» **What to produce**
Retype every entry word for word.

Saved data entries
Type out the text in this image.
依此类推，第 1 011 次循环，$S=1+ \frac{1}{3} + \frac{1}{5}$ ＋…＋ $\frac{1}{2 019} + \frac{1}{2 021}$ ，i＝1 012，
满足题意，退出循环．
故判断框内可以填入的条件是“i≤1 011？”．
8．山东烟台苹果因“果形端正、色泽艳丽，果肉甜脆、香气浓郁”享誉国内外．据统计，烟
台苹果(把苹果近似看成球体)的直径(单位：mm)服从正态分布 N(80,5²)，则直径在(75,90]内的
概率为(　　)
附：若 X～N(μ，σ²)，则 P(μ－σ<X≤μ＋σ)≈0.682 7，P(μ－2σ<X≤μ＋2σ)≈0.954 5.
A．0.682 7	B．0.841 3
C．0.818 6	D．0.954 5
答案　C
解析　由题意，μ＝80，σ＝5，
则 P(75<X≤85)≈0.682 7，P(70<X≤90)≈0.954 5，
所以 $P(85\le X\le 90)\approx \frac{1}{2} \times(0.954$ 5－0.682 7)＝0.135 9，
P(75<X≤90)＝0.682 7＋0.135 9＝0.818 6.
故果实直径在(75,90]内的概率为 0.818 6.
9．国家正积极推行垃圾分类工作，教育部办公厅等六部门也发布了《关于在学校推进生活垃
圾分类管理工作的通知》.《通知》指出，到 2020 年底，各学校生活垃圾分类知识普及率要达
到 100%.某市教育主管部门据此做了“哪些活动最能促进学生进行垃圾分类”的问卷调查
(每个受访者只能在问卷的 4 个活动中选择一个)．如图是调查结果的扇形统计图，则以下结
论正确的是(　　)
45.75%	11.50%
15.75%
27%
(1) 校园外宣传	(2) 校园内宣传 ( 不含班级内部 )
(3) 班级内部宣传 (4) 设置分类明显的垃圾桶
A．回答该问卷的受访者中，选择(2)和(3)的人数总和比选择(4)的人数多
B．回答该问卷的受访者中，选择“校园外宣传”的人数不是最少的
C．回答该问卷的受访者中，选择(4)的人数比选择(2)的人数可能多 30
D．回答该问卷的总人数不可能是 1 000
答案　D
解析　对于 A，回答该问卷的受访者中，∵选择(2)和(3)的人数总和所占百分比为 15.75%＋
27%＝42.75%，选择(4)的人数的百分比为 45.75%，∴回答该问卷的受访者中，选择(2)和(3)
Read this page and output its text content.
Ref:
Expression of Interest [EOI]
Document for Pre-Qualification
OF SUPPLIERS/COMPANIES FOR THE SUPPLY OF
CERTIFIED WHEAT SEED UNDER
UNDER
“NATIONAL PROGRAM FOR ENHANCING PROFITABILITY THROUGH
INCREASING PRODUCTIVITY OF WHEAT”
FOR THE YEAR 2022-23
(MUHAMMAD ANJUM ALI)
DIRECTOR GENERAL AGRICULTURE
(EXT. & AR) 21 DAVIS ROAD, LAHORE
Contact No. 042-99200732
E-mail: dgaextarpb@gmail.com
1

» **Solution to the problem**
Type out the text in this image.
依此类推，第 1 011 次循环，$S=1+ \frac{1}{3} + \frac{1}{5}$ ＋…＋ $\frac{1}{2 019} + \frac{1}{2 021}$ ，i＝1 012，
满足题意，退出循环．
故判断框内可以填入的条件是“i≤1 011？”．
8．山东烟台苹果因“果形端正、色泽艳丽，果肉甜脆、香气浓郁”享誉国内外．据统计，烟
台苹果(把苹果近似看成球体)的直径(单位：mm)服从正态分布 N(80,5²)，则直径在(75,90]内的
概率为(　　)
附：若 X～N(μ，σ²)，则 P(μ－σ<X≤μ＋σ)≈0.682 7，P(μ－2σ<X≤μ＋2σ)≈0.954 5.
A．0.682 7	B．0.841 3
C．0.818 6	D．0.954 5
答案　C
解析　由题意，μ＝80，σ＝5，
则 P(75<X≤85)≈0.682 7，P(70<X≤90)≈0.954 5，
所以 $P(85\le X\le 90)\approx \frac{1}{2} \times(0.954$ 5－0.682 7)＝0.135 9，
P(75<X≤90)＝0.682 7＋0.135 9＝0.818 6.
故果实直径在(75,90]内的概率为 0.818 6.
9．国家正积极推行垃圾分类工作，教育部办公厅等六部门也发布了《关于在学校推进生活垃
圾分类管理工作的通知》.《通知》指出，到 2020 年底，各学校生活垃圾分类知识普及率要达
到 100%.某市教育主管部门据此做了“哪些活动最能促进学生进行垃圾分类”的问卷调查
(每个受访者只能在问卷的 4 个活动中选择一个)．如图是调查结果的扇形统计图，则以下结
论正确的是(　　)
45.75%	11.50%
15.75%
27%
(1) 校园外宣传	(2) 校园内宣传 ( 不含班级内部 )
(3) 班级内部宣传 (4) 设置分类明显的垃圾桶
A．回答该问卷的受访者中，选择(2)和(3)的人数总和比选择(4)的人数多
B．回答该问卷的受访者中，选择“校园外宣传”的人数不是最少的
C．回答该问卷的受访者中，选择(4)的人数比选择(2)的人数可能多 30
D．回答该问卷的总人数不可能是 1 000
答案　D
解析　对于 A，回答该问卷的受访者中，∵选择(2)和(3)的人数总和所占百分比为 15.75%＋
27%＝42.75%，选择(4)的人数的百分比为 45.75%，∴回答该问卷的受访者中，选择(2)和(3)
Read this page and output its text content.
Ref:
Expression of Interest [EOI]
Document for Pre-Qualification
OF SUPPLIERS/COMPANIES FOR THE SUPPLY OF
CERTIFIED WHEAT SEED UNDER
UNDER
“NATIONAL PROGRAM FOR ENHANCING PROFITABILITY THROUGH
INCREASING PRODUCTIVITY OF WHEAT”
FOR THE YEAR 2022-23
(MUHAMMAD ANJUM ALI)
DIRECTOR GENERAL AGRICULTURE
(EXT. & AR) 21 DAVIS ROAD, LAHORE
Contact No. 042-99200732
E-mail: dgaextarpb@gmail.com
1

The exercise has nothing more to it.